(Saved entries)
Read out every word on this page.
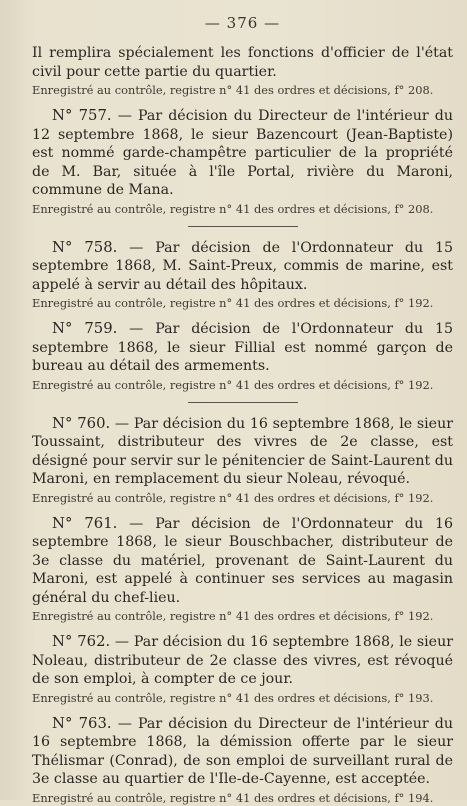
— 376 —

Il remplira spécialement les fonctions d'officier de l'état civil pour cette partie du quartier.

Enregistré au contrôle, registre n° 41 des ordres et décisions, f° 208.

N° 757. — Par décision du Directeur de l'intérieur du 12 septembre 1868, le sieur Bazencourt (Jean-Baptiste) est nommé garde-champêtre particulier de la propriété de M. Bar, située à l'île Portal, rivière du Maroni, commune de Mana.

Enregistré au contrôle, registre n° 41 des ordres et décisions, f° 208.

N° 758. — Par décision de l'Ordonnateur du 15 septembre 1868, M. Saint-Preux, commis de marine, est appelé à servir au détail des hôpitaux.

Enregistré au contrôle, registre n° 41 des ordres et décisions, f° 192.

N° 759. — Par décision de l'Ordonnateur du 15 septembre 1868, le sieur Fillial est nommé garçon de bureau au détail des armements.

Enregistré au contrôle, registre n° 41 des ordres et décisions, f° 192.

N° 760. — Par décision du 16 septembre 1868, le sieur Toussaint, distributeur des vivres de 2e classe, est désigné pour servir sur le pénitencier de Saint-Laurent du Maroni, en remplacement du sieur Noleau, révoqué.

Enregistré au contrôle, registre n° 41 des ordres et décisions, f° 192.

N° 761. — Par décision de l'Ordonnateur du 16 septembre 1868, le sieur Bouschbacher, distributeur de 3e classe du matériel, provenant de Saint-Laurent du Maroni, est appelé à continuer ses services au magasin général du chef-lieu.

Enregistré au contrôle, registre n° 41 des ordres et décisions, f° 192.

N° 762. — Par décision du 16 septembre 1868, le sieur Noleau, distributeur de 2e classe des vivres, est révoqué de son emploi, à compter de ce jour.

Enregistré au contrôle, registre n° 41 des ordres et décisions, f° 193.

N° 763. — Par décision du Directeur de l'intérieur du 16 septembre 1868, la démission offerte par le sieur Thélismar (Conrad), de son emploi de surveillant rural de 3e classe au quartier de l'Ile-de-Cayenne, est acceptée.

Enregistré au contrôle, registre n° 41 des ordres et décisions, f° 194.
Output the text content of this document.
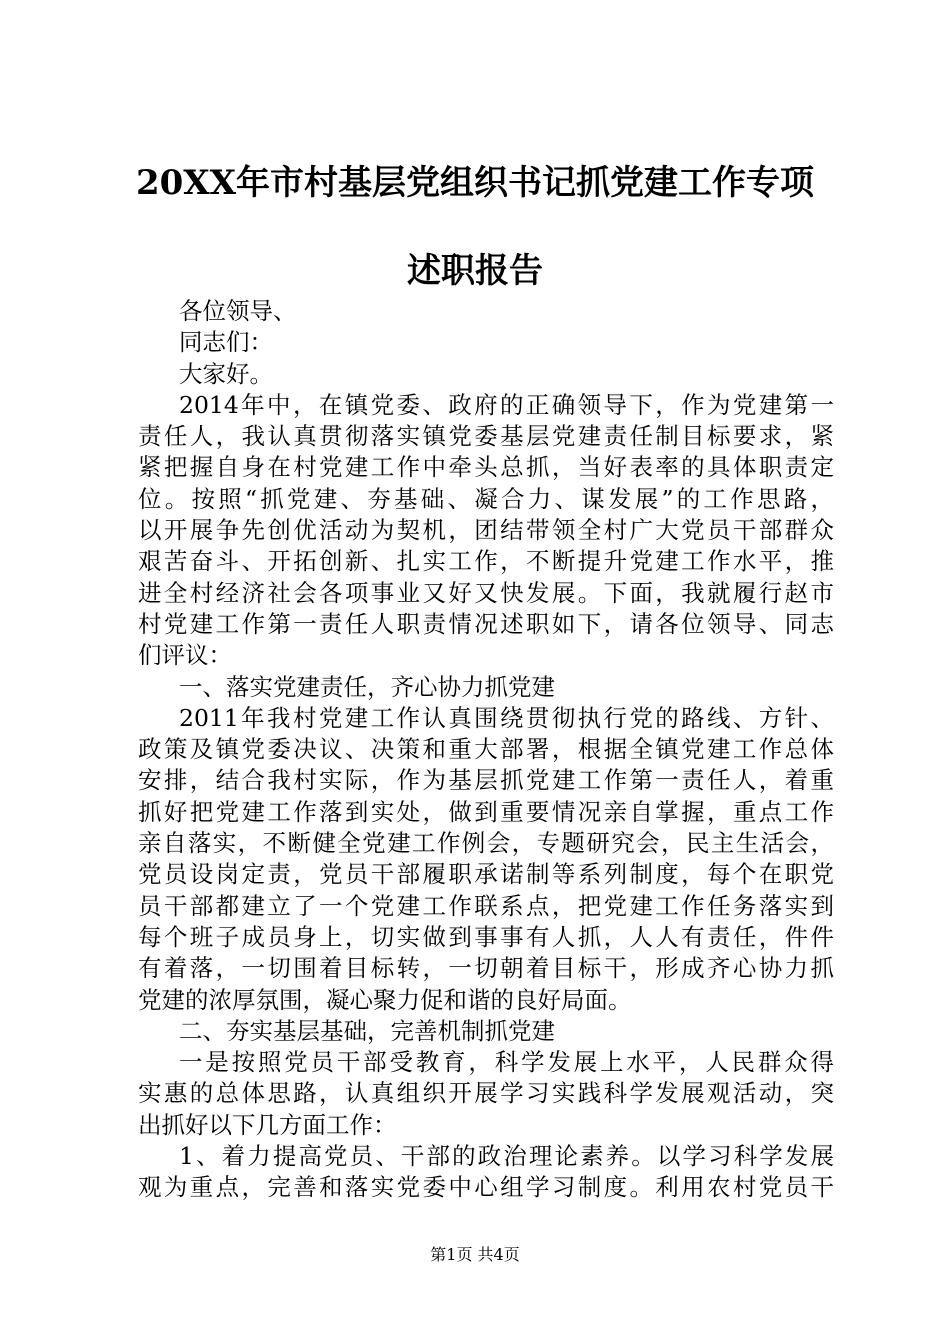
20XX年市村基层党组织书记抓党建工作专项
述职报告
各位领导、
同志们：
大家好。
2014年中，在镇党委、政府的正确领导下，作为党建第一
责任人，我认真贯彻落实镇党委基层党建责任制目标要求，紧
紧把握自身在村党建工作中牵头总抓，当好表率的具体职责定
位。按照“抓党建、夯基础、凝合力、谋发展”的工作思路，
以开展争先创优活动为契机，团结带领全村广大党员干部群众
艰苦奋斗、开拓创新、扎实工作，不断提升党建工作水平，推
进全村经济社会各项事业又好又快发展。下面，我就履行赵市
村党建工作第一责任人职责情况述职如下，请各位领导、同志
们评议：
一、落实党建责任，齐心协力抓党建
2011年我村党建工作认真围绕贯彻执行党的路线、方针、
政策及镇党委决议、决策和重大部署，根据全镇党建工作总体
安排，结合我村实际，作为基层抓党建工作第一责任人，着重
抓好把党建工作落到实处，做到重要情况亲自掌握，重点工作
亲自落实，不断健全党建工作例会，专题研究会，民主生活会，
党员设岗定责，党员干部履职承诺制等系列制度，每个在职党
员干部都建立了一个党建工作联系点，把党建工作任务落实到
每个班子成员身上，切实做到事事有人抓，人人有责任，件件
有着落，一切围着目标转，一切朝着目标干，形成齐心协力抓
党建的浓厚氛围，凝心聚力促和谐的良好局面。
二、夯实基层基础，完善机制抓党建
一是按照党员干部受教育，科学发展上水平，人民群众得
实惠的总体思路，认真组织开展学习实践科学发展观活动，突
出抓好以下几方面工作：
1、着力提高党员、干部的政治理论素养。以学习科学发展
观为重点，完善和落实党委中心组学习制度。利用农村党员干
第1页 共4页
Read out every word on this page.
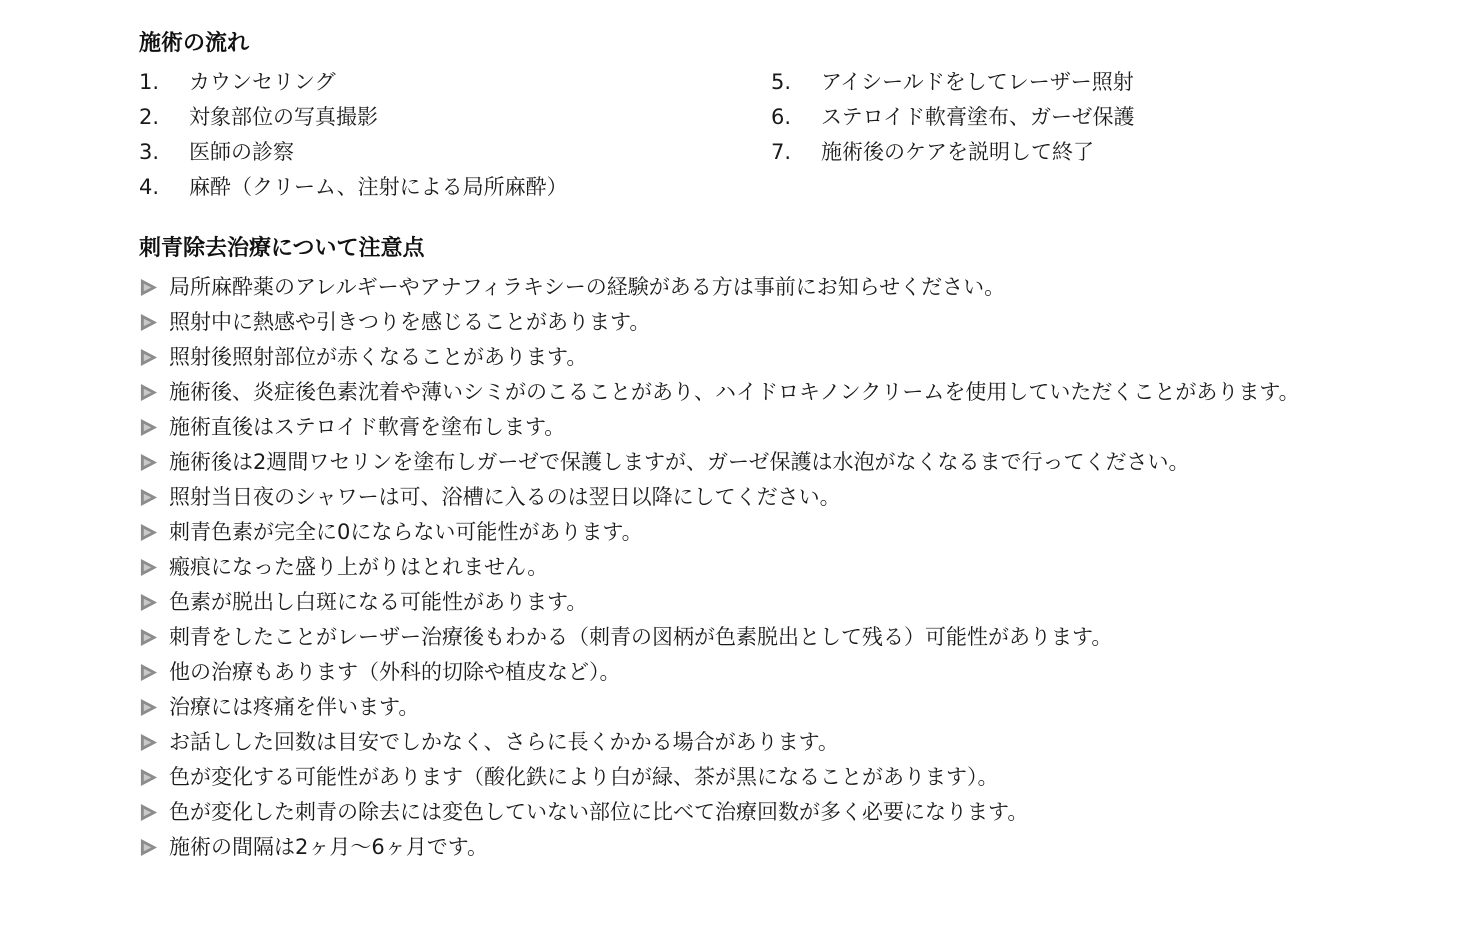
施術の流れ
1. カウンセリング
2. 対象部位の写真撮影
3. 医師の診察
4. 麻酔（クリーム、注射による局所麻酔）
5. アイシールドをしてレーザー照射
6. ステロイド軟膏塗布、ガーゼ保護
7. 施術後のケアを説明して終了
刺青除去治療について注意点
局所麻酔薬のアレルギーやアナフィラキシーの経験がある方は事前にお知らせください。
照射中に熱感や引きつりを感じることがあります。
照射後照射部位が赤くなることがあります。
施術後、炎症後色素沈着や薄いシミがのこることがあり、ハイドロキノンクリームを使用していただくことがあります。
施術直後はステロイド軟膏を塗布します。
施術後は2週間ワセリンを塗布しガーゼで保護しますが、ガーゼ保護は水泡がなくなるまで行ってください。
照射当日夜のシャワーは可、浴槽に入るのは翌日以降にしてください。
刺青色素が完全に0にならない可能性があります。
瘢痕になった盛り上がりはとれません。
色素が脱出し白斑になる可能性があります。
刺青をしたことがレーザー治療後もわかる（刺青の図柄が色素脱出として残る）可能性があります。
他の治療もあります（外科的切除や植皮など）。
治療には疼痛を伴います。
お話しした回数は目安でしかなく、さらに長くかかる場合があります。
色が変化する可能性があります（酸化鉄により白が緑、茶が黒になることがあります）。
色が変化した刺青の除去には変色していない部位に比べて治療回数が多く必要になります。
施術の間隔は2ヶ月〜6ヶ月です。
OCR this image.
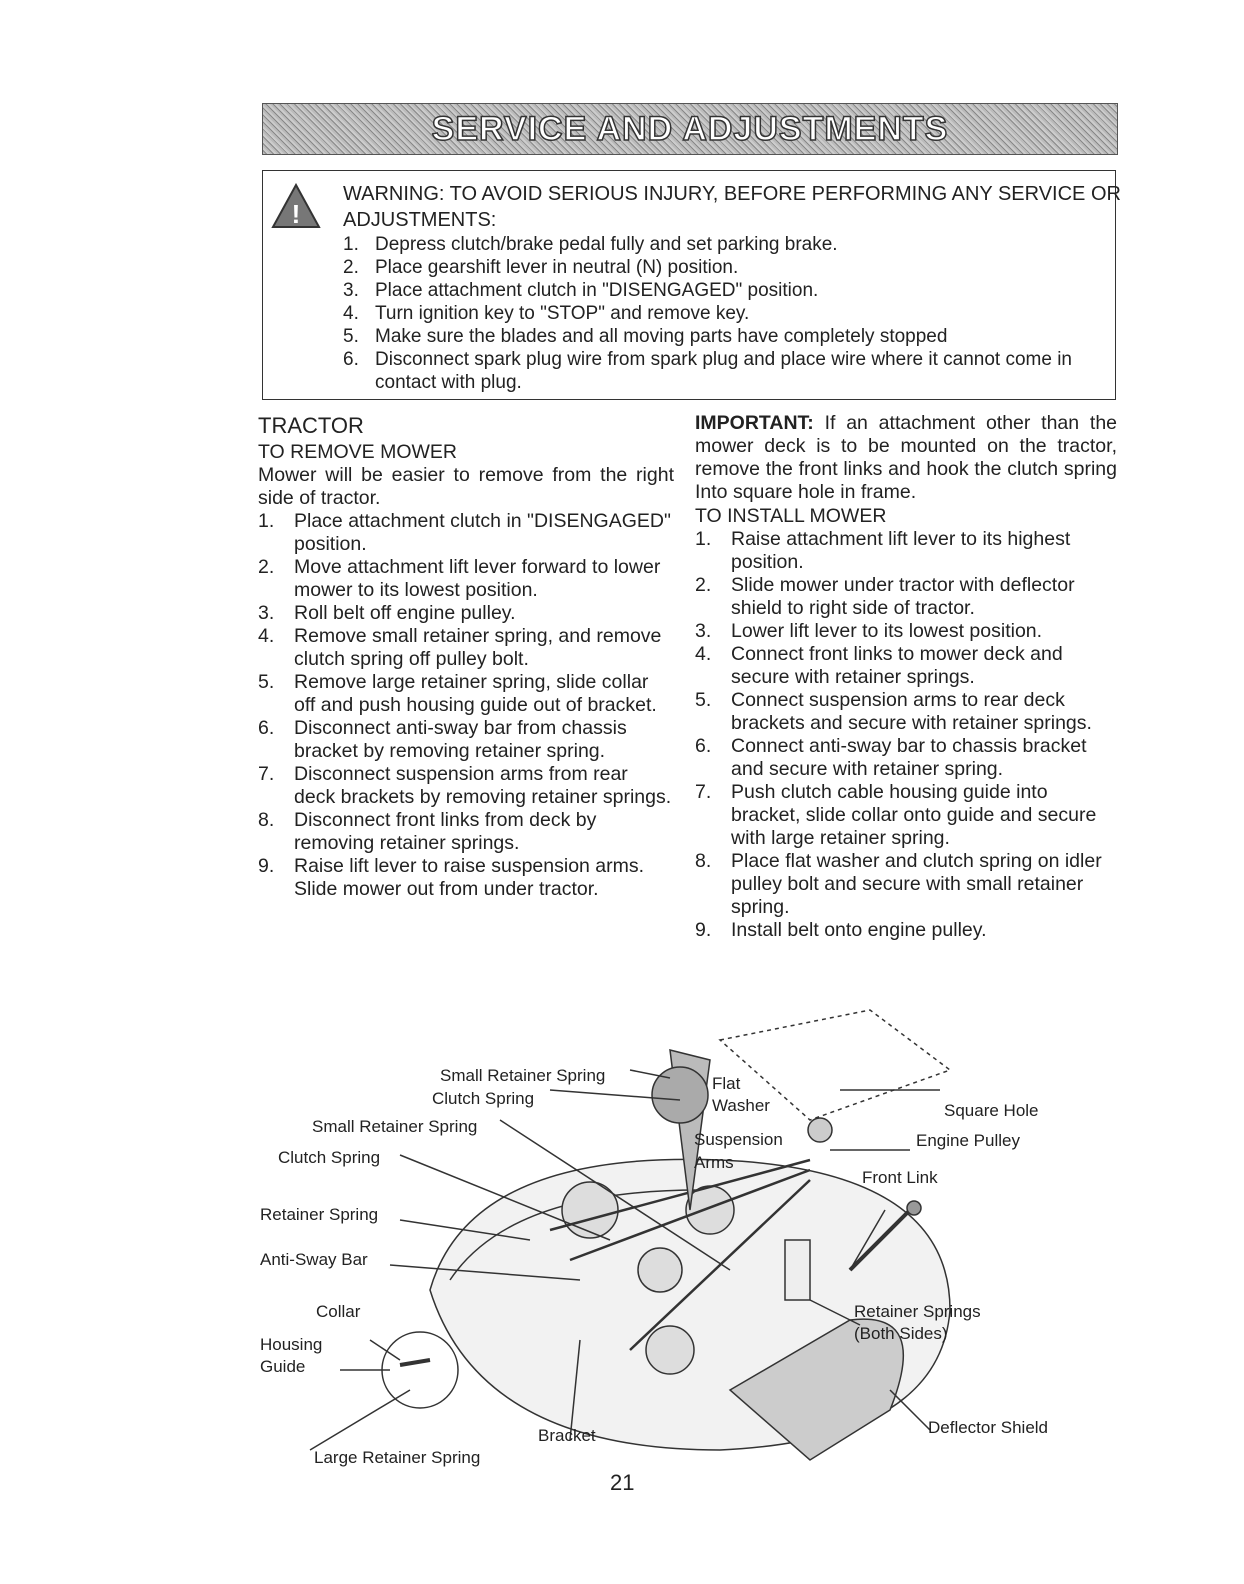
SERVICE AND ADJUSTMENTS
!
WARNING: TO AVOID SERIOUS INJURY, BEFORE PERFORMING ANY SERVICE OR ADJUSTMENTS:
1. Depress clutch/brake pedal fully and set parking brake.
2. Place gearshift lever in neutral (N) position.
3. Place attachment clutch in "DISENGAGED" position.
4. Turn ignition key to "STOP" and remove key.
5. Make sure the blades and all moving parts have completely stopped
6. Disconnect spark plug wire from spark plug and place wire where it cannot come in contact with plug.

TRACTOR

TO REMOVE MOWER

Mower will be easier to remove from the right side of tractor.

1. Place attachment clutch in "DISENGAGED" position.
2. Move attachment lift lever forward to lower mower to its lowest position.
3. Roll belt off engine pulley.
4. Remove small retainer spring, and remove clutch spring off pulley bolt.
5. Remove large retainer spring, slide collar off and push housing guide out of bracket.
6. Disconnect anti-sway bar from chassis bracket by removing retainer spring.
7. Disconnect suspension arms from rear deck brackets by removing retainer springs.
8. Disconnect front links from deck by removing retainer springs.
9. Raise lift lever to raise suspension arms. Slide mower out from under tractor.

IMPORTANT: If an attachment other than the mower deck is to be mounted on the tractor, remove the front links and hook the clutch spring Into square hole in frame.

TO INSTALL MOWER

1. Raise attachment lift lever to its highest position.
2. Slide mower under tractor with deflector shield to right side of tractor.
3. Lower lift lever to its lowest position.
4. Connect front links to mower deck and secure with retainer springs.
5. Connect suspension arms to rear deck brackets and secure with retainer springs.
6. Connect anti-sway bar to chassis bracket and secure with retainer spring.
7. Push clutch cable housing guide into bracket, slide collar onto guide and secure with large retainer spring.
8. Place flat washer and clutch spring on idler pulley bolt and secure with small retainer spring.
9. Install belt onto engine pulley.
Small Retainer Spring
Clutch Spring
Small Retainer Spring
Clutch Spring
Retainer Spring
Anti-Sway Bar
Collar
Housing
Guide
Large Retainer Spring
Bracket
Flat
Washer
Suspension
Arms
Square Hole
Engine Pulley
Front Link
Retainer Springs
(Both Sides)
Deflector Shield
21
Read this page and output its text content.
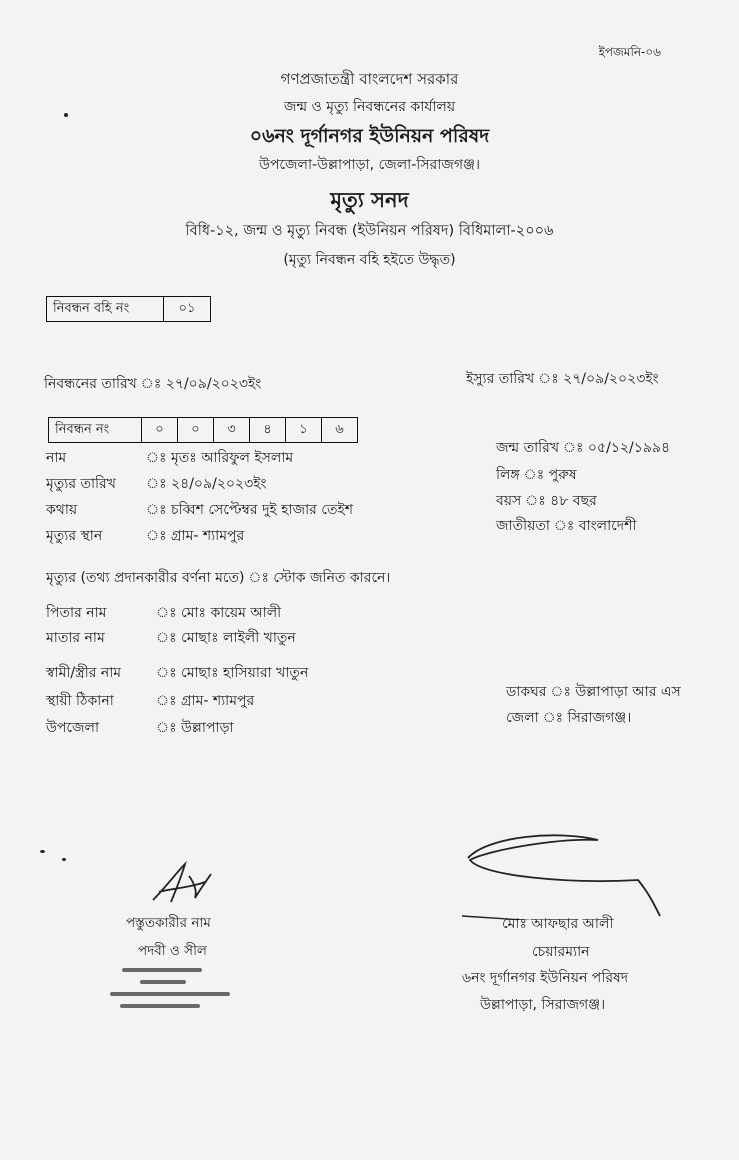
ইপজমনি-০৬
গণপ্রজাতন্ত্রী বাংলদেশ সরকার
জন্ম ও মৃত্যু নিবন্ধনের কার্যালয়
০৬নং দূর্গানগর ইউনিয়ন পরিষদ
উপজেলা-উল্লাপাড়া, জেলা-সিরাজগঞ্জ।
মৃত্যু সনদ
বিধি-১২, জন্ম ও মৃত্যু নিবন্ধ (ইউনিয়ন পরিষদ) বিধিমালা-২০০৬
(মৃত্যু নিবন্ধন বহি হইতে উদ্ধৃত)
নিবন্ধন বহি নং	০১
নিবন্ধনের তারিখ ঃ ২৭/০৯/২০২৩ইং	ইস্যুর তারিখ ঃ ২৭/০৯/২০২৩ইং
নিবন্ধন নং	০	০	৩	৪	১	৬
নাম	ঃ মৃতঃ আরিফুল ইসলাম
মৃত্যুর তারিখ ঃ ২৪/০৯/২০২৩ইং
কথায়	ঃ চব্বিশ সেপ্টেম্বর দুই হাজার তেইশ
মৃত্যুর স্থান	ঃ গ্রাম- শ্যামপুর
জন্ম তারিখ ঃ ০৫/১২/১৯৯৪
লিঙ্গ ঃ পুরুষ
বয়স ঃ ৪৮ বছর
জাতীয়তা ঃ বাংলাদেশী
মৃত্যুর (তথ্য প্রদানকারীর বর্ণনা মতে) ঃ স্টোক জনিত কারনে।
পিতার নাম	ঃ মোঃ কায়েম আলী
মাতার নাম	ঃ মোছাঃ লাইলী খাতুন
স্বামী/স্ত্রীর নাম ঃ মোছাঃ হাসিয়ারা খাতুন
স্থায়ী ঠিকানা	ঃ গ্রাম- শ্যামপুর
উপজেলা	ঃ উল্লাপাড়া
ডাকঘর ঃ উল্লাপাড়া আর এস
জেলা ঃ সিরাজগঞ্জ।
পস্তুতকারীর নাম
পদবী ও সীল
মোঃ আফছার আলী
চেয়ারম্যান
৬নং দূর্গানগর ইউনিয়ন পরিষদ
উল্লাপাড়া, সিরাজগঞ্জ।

* **TASK INSTRUCTIONS**:
Copy all lines of the material above where the string "onto" occurs.

* **TASK OUTPUT**:
7. Push clutch cable housing guide into bracket, slide collar onto guide and secure with large retainer spring.
9. Install belt onto engine pulley.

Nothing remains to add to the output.